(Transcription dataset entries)

##############################

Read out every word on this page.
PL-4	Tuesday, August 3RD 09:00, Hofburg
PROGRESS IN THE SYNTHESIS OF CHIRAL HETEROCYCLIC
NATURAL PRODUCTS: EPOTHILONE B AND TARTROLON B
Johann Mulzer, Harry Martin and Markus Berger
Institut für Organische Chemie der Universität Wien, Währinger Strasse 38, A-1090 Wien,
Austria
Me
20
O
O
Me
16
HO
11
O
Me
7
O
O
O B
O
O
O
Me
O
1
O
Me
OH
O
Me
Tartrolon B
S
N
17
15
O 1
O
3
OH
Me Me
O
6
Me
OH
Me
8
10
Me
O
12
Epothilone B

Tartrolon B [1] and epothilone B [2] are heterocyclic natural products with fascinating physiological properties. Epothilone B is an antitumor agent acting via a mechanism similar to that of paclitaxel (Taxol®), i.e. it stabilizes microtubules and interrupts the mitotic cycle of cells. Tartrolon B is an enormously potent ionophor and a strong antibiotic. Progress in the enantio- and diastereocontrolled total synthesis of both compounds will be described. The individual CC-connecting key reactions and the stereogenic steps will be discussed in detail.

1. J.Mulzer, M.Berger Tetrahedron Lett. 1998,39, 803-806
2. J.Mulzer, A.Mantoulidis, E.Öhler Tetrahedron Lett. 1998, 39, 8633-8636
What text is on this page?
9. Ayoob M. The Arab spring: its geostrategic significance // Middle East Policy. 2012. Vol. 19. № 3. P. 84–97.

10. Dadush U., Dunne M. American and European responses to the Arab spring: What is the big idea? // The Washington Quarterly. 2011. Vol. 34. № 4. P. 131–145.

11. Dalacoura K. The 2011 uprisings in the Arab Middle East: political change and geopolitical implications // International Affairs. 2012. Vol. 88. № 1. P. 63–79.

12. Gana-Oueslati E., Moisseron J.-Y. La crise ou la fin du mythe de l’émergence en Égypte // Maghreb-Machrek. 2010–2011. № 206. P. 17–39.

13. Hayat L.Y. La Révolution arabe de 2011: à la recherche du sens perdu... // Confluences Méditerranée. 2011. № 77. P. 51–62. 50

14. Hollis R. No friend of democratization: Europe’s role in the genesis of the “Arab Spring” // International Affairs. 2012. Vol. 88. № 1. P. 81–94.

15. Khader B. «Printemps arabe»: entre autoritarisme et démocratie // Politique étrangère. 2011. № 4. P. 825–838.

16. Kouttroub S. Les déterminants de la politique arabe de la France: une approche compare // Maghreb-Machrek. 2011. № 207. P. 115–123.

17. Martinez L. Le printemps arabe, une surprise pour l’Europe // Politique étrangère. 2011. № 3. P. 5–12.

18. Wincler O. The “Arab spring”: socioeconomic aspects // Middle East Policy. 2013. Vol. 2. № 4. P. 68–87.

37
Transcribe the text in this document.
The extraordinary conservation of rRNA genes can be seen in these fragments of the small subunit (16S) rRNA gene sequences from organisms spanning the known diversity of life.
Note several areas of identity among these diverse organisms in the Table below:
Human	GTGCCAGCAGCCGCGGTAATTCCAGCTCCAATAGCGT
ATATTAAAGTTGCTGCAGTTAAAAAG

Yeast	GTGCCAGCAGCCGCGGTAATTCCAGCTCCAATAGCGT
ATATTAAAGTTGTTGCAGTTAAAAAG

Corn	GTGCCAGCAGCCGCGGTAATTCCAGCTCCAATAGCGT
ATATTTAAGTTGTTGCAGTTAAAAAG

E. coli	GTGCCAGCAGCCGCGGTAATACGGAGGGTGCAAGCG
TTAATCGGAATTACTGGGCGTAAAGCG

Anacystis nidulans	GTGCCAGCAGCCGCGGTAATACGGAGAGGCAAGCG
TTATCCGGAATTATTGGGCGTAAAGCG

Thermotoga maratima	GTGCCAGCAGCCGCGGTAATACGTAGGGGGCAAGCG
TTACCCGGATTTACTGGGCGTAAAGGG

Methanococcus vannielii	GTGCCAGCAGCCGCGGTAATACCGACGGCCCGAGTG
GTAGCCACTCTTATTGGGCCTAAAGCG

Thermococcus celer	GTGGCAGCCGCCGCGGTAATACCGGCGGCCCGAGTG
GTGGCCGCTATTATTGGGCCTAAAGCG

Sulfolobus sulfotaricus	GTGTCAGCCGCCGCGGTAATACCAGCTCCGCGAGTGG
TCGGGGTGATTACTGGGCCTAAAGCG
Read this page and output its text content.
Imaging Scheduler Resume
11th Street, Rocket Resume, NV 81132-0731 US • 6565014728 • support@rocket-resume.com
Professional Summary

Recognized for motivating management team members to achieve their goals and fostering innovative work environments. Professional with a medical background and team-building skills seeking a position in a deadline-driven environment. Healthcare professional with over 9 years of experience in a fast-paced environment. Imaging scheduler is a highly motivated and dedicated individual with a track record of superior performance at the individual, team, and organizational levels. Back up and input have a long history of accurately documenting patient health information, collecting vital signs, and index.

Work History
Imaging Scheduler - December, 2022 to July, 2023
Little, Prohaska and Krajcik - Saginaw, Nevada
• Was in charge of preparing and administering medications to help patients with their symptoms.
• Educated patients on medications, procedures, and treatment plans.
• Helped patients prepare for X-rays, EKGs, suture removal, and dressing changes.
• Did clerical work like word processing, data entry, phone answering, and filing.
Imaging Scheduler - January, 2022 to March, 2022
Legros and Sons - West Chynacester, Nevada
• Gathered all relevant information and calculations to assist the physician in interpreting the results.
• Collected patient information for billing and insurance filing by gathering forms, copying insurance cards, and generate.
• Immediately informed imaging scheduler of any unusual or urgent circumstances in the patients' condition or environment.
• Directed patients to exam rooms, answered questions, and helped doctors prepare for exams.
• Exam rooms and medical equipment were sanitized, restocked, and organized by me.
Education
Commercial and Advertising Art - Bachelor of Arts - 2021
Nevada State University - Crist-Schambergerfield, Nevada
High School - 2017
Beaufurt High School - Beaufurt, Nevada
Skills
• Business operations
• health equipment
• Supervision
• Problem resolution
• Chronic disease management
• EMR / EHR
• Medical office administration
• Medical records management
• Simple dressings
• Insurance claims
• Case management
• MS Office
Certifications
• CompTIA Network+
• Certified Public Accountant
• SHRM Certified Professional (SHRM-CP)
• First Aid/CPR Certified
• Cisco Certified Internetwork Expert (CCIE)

##############################

ASSIGNED TASK:
Quote each line of the data above exactly as written.

YOUR RESPONSE:
Read out every word on this page.
PL-4	Tuesday, August 3RD 09:00, Hofburg
PROGRESS IN THE SYNTHESIS OF CHIRAL HETEROCYCLIC
NATURAL PRODUCTS: EPOTHILONE B AND TARTROLON B
Johann Mulzer, Harry Martin and Markus Berger
Institut für Organische Chemie der Universität Wien, Währinger Strasse 38, A-1090 Wien,
Austria
Me
20
O
O
Me
16
HO
11
O
Me
7
O
O
O B
O
O
O
Me
O
1
O
Me
OH
O
Me
Tartrolon B
S
N
17
15
O 1
O
3
OH
Me Me
O
6
Me
OH
Me
8
10
Me
O
12
Epothilone B

Tartrolon B [1] and epothilone B [2] are heterocyclic natural products with fascinating physiological properties. Epothilone B is an antitumor agent acting via a mechanism similar to that of paclitaxel (Taxol®), i.e. it stabilizes microtubules and interrupts the mitotic cycle of cells. Tartrolon B is an enormously potent ionophor and a strong antibiotic. Progress in the enantio- and diastereocontrolled total synthesis of both compounds will be described. The individual CC-connecting key reactions and the stereogenic steps will be discussed in detail.

1. J.Mulzer, M.Berger Tetrahedron Lett. 1998,39, 803-806
2. J.Mulzer, A.Mantoulidis, E.Öhler Tetrahedron Lett. 1998, 39, 8633-8636
What text is on this page?
9. Ayoob M. The Arab spring: its geostrategic significance // Middle East Policy. 2012. Vol. 19. № 3. P. 84–97.

10. Dadush U., Dunne M. American and European responses to the Arab spring: What is the big idea? // The Washington Quarterly. 2011. Vol. 34. № 4. P. 131–145.

11. Dalacoura K. The 2011 uprisings in the Arab Middle East: political change and geopolitical implications // International Affairs. 2012. Vol. 88. № 1. P. 63–79.

12. Gana-Oueslati E., Moisseron J.-Y. La crise ou la fin du mythe de l’émergence en Égypte // Maghreb-Machrek. 2010–2011. № 206. P. 17–39.

13. Hayat L.Y. La Révolution arabe de 2011: à la recherche du sens perdu... // Confluences Méditerranée. 2011. № 77. P. 51–62. 50

14. Hollis R. No friend of democratization: Europe’s role in the genesis of the “Arab Spring” // International Affairs. 2012. Vol. 88. № 1. P. 81–94.

15. Khader B. «Printemps arabe»: entre autoritarisme et démocratie // Politique étrangère. 2011. № 4. P. 825–838.

16. Kouttroub S. Les déterminants de la politique arabe de la France: une approche compare // Maghreb-Machrek. 2011. № 207. P. 115–123.

17. Martinez L. Le printemps arabe, une surprise pour l’Europe // Politique étrangère. 2011. № 3. P. 5–12.

18. Wincler O. The “Arab spring”: socioeconomic aspects // Middle East Policy. 2013. Vol. 2. № 4. P. 68–87.

37
Transcribe the text in this document.
The extraordinary conservation of rRNA genes can be seen in these fragments of the small subunit (16S) rRNA gene sequences from organisms spanning the known diversity of life.
Note several areas of identity among these diverse organisms in the Table below:
Human	GTGCCAGCAGCCGCGGTAATTCCAGCTCCAATAGCGT
ATATTAAAGTTGCTGCAGTTAAAAAG

Yeast	GTGCCAGCAGCCGCGGTAATTCCAGCTCCAATAGCGT
ATATTAAAGTTGTTGCAGTTAAAAAG

Corn	GTGCCAGCAGCCGCGGTAATTCCAGCTCCAATAGCGT
ATATTTAAGTTGTTGCAGTTAAAAAG

E. coli	GTGCCAGCAGCCGCGGTAATACGGAGGGTGCAAGCG
TTAATCGGAATTACTGGGCGTAAAGCG

Anacystis nidulans	GTGCCAGCAGCCGCGGTAATACGGAGAGGCAAGCG
TTATCCGGAATTATTGGGCGTAAAGCG

Thermotoga maratima	GTGCCAGCAGCCGCGGTAATACGTAGGGGGCAAGCG
TTACCCGGATTTACTGGGCGTAAAGGG

Methanococcus vannielii	GTGCCAGCAGCCGCGGTAATACCGACGGCCCGAGTG
GTAGCCACTCTTATTGGGCCTAAAGCG

Thermococcus celer	GTGGCAGCCGCCGCGGTAATACCGGCGGCCCGAGTG
GTGGCCGCTATTATTGGGCCTAAAGCG

Sulfolobus sulfotaricus	GTGTCAGCCGCCGCGGTAATACCAGCTCCGCGAGTGG
TCGGGGTGATTACTGGGCCTAAAGCG
Read this page and output its text content.
Imaging Scheduler Resume
11th Street, Rocket Resume, NV 81132-0731 US • 6565014728 • support@rocket-resume.com
Professional Summary

Recognized for motivating management team members to achieve their goals and fostering innovative work environments. Professional with a medical background and team-building skills seeking a position in a deadline-driven environment. Healthcare professional with over 9 years of experience in a fast-paced environment. Imaging scheduler is a highly motivated and dedicated individual with a track record of superior performance at the individual, team, and organizational levels. Back up and input have a long history of accurately documenting patient health information, collecting vital signs, and index.

Work History
Imaging Scheduler - December, 2022 to July, 2023
Little, Prohaska and Krajcik - Saginaw, Nevada
• Was in charge of preparing and administering medications to help patients with their symptoms.
• Educated patients on medications, procedures, and treatment plans.
• Helped patients prepare for X-rays, EKGs, suture removal, and dressing changes.
• Did clerical work like word processing, data entry, phone answering, and filing.
Imaging Scheduler - January, 2022 to March, 2022
Legros and Sons - West Chynacester, Nevada
• Gathered all relevant information and calculations to assist the physician in interpreting the results.
• Collected patient information for billing and insurance filing by gathering forms, copying insurance cards, and generate.
• Immediately informed imaging scheduler of any unusual or urgent circumstances in the patients' condition or environment.
• Directed patients to exam rooms, answered questions, and helped doctors prepare for exams.
• Exam rooms and medical equipment were sanitized, restocked, and organized by me.
Education
Commercial and Advertising Art - Bachelor of Arts - 2021
Nevada State University - Crist-Schambergerfield, Nevada
High School - 2017
Beaufurt High School - Beaufurt, Nevada
Skills
• Business operations
• health equipment
• Supervision
• Problem resolution
• Chronic disease management
• EMR / EHR
• Medical office administration
• Medical records management
• Simple dressings
• Insurance claims
• Case management
• MS Office
Certifications
• CompTIA Network+
• Certified Public Accountant
• SHRM Certified Professional (SHRM-CP)
• First Aid/CPR Certified
• Cisco Certified Internetwork Expert (CCIE)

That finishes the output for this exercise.